### Instructions to follow:
Write out all the entries word for word and omit any pictures.

─── Raw records ───

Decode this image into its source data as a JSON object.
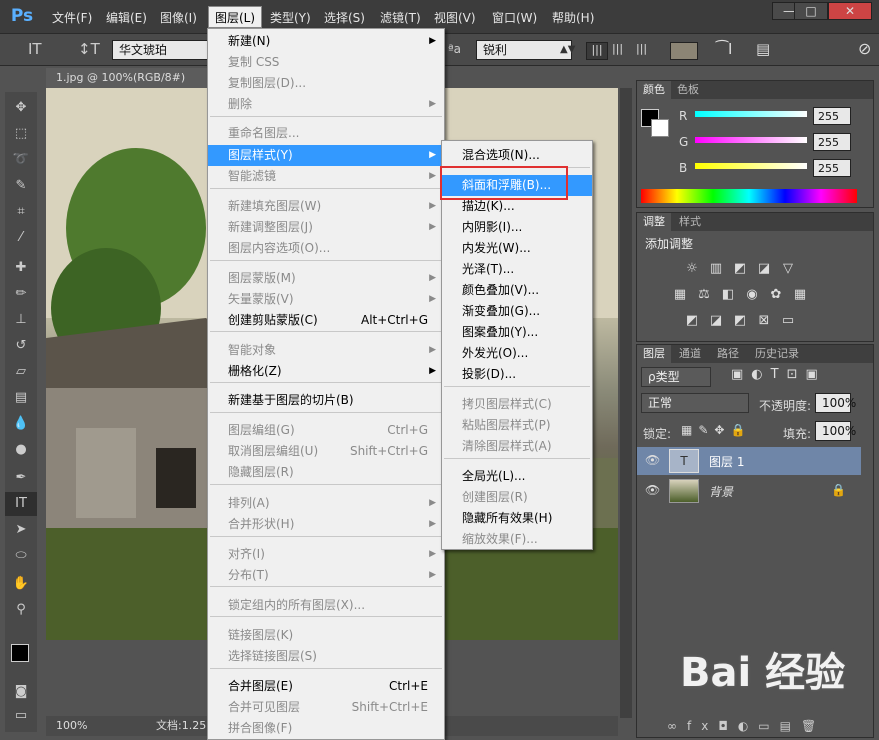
{
  "app": {
    "logo": "Ps"
  },
  "menubar": [
    "文件(F)",
    "编辑(E)",
    "图像(I)",
    "图层(L)",
    "类型(Y)",
    "选择(S)",
    "滤镜(T)",
    "视图(V)",
    "窗口(W)",
    "帮助(H)"
  ],
  "window_buttons": [
    "—",
    "□",
    "✕"
  ],
  "options": {
    "font": "华文琥珀",
    "aa_label": "ªa",
    "aa_value": "锐利"
  },
  "document": {
    "tab": "1.jpg @ 100%(RGB/8#)",
    "zoom": "100%",
    "doc_info": "文档:1.25"
  },
  "layer_menu": [
    {
      "label": "新建(N)",
      "arrow": true
    },
    {
      "label": "复制 CSS",
      "disabled": true
    },
    {
      "label": "复制图层(D)...",
      "disabled": true
    },
    {
      "label": "删除",
      "arrow": true,
      "disabled": true
    },
    {
      "label": "重命名图层...",
      "disabled": true
    },
    {
      "label": "图层样式(Y)",
      "arrow": true,
      "highlight": true
    },
    {
      "label": "智能滤镜",
      "arrow": true,
      "disabled": true
    },
    {
      "label": "新建填充图层(W)",
      "arrow": true,
      "disabled": true
    },
    {
      "label": "新建调整图层(J)",
      "arrow": true,
      "disabled": true
    },
    {
      "label": "图层内容选项(O)...",
      "disabled": true
    },
    {
      "label": "图层蒙版(M)",
      "arrow": true,
      "disabled": true
    },
    {
      "label": "矢量蒙版(V)",
      "arrow": true,
      "disabled": true
    },
    {
      "label": "创建剪贴蒙版(C)",
      "shortcut": "Alt+Ctrl+G"
    },
    {
      "label": "智能对象",
      "arrow": true,
      "disabled": true
    },
    {
      "label": "栅格化(Z)",
      "arrow": true
    },
    {
      "label": "新建基于图层的切片(B)"
    },
    {
      "label": "图层编组(G)",
      "shortcut": "Ctrl+G",
      "disabled": true
    },
    {
      "label": "取消图层编组(U)",
      "shortcut": "Shift+Ctrl+G",
      "disabled": true
    },
    {
      "label": "隐藏图层(R)",
      "disabled": true
    },
    {
      "label": "排列(A)",
      "arrow": true,
      "disabled": true
    },
    {
      "label": "合并形状(H)",
      "arrow": true,
      "disabled": true
    },
    {
      "label": "对齐(I)",
      "arrow": true,
      "disabled": true
    },
    {
      "label": "分布(T)",
      "arrow": true,
      "disabled": true
    },
    {
      "label": "锁定组内的所有图层(X)...",
      "disabled": true
    },
    {
      "label": "链接图层(K)",
      "disabled": true
    },
    {
      "label": "选择链接图层(S)",
      "disabled": true
    },
    {
      "label": "合并图层(E)",
      "shortcut": "Ctrl+E"
    },
    {
      "label": "合并可见图层",
      "shortcut": "Shift+Ctrl+E",
      "disabled": true
    },
    {
      "label": "拼合图像(F)",
      "disabled": true
    }
  ],
  "style_menu": [
    {
      "label": "混合选项(N)..."
    },
    {
      "label": "斜面和浮雕(B)...",
      "highlight": true
    },
    {
      "label": "描边(K)..."
    },
    {
      "label": "内阴影(I)..."
    },
    {
      "label": "内发光(W)..."
    },
    {
      "label": "光泽(T)..."
    },
    {
      "label": "颜色叠加(V)..."
    },
    {
      "label": "渐变叠加(G)..."
    },
    {
      "label": "图案叠加(Y)..."
    },
    {
      "label": "外发光(O)..."
    },
    {
      "label": "投影(D)..."
    },
    {
      "label": "拷贝图层样式(C)",
      "disabled": true
    },
    {
      "label": "粘贴图层样式(P)",
      "disabled": true
    },
    {
      "label": "清除图层样式(A)",
      "disabled": true
    },
    {
      "label": "全局光(L)..."
    },
    {
      "label": "创建图层(R)",
      "disabled": true
    },
    {
      "label": "隐藏所有效果(H)"
    },
    {
      "label": "缩放效果(F)...",
      "disabled": true
    }
  ],
  "color_panel": {
    "tabs": [
      "颜色",
      "色板"
    ],
    "channels": [
      {
        "name": "R",
        "value": "255"
      },
      {
        "name": "G",
        "value": "255"
      },
      {
        "name": "B",
        "value": "255"
      }
    ]
  },
  "adjust_panel": {
    "tabs": [
      "调整",
      "样式"
    ],
    "title": "添加调整"
  },
  "layers_panel": {
    "tabs": [
      "图层",
      "通道",
      "路径",
      "历史记录"
    ],
    "filter": "ρ类型",
    "blend": "正常",
    "opacity_label": "不透明度:",
    "opacity": "100%",
    "lock_label": "锁定:",
    "fill_label": "填充:",
    "fill": "100%",
    "layers": [
      {
        "name": "图层 1",
        "selected": true
      },
      {
        "name": "背景",
        "locked": true
      }
    ]
  },
  "watermark": "Bai 经验"
}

───

### Written response:
Decode this image into its source data as a JSON object.
{
  "app": {
    "logo": "Ps"
  },
  "menubar": [
    "文件(F)",
    "编辑(E)",
    "图像(I)",
    "图层(L)",
    "类型(Y)",
    "选择(S)",
    "滤镜(T)",
    "视图(V)",
    "窗口(W)",
    "帮助(H)"
  ],
  "window_buttons": [
    "—",
    "□",
    "✕"
  ],
  "options": {
    "font": "华文琥珀",
    "aa_label": "ªa",
    "aa_value": "锐利"
  },
  "document": {
    "tab": "1.jpg @ 100%(RGB/8#)",
    "zoom": "100%",
    "doc_info": "文档:1.25"
  },
  "layer_menu": [
    {
      "label": "新建(N)",
      "arrow": true
    },
    {
      "label": "复制 CSS",
      "disabled": true
    },
    {
      "label": "复制图层(D)...",
      "disabled": true
    },
    {
      "label": "删除",
      "arrow": true,
      "disabled": true
    },
    {
      "label": "重命名图层...",
      "disabled": true
    },
    {
      "label": "图层样式(Y)",
      "arrow": true,
      "highlight": true
    },
    {
      "label": "智能滤镜",
      "arrow": true,
      "disabled": true
    },
    {
      "label": "新建填充图层(W)",
      "arrow": true,
      "disabled": true
    },
    {
      "label": "新建调整图层(J)",
      "arrow": true,
      "disabled": true
    },
    {
      "label": "图层内容选项(O)...",
      "disabled": true
    },
    {
      "label": "图层蒙版(M)",
      "arrow": true,
      "disabled": true
    },
    {
      "label": "矢量蒙版(V)",
      "arrow": true,
      "disabled": true
    },
    {
      "label": "创建剪贴蒙版(C)",
      "shortcut": "Alt+Ctrl+G"
    },
    {
      "label": "智能对象",
      "arrow": true,
      "disabled": true
    },
    {
      "label": "栅格化(Z)",
      "arrow": true
    },
    {
      "label": "新建基于图层的切片(B)"
    },
    {
      "label": "图层编组(G)",
      "shortcut": "Ctrl+G",
      "disabled": true
    },
    {
      "label": "取消图层编组(U)",
      "shortcut": "Shift+Ctrl+G",
      "disabled": true
    },
    {
      "label": "隐藏图层(R)",
      "disabled": true
    },
    {
      "label": "排列(A)",
      "arrow": true,
      "disabled": true
    },
    {
      "label": "合并形状(H)",
      "arrow": true,
      "disabled": true
    },
    {
      "label": "对齐(I)",
      "arrow": true,
      "disabled": true
    },
    {
      "label": "分布(T)",
      "arrow": true,
      "disabled": true
    },
    {
      "label": "锁定组内的所有图层(X)...",
      "disabled": true
    },
    {
      "label": "链接图层(K)",
      "disabled": true
    },
    {
      "label": "选择链接图层(S)",
      "disabled": true
    },
    {
      "label": "合并图层(E)",
      "shortcut": "Ctrl+E"
    },
    {
      "label": "合并可见图层",
      "shortcut": "Shift+Ctrl+E",
      "disabled": true
    },
    {
      "label": "拼合图像(F)",
      "disabled": true
    }
  ],
  "style_menu": [
    {
      "label": "混合选项(N)..."
    },
    {
      "label": "斜面和浮雕(B)...",
      "highlight": true
    },
    {
      "label": "描边(K)..."
    },
    {
      "label": "内阴影(I)..."
    },
    {
      "label": "内发光(W)..."
    },
    {
      "label": "光泽(T)..."
    },
    {
      "label": "颜色叠加(V)..."
    },
    {
      "label": "渐变叠加(G)..."
    },
    {
      "label": "图案叠加(Y)..."
    },
    {
      "label": "外发光(O)..."
    },
    {
      "label": "投影(D)..."
    },
    {
      "label": "拷贝图层样式(C)",
      "disabled": true
    },
    {
      "label": "粘贴图层样式(P)",
      "disabled": true
    },
    {
      "label": "清除图层样式(A)",
      "disabled": true
    },
    {
      "label": "全局光(L)..."
    },
    {
      "label": "创建图层(R)",
      "disabled": true
    },
    {
      "label": "隐藏所有效果(H)"
    },
    {
      "label": "缩放效果(F)...",
      "disabled": true
    }
  ],
  "color_panel": {
    "tabs": [
      "颜色",
      "色板"
    ],
    "channels": [
      {
        "name": "R",
        "value": "255"
      },
      {
        "name": "G",
        "value": "255"
      },
      {
        "name": "B",
        "value": "255"
      }
    ]
  },
  "adjust_panel": {
    "tabs": [
      "调整",
      "样式"
    ],
    "title": "添加调整"
  },
  "layers_panel": {
    "tabs": [
      "图层",
      "通道",
      "路径",
      "历史记录"
    ],
    "filter": "ρ类型",
    "blend": "正常",
    "opacity_label": "不透明度:",
    "opacity": "100%",
    "lock_label": "锁定:",
    "fill_label": "填充:",
    "fill": "100%",
    "layers": [
      {
        "name": "图层 1",
        "selected": true
      },
      {
        "name": "背景",
        "locked": true
      }
    ]
  },
  "watermark": "Bai 经验"
}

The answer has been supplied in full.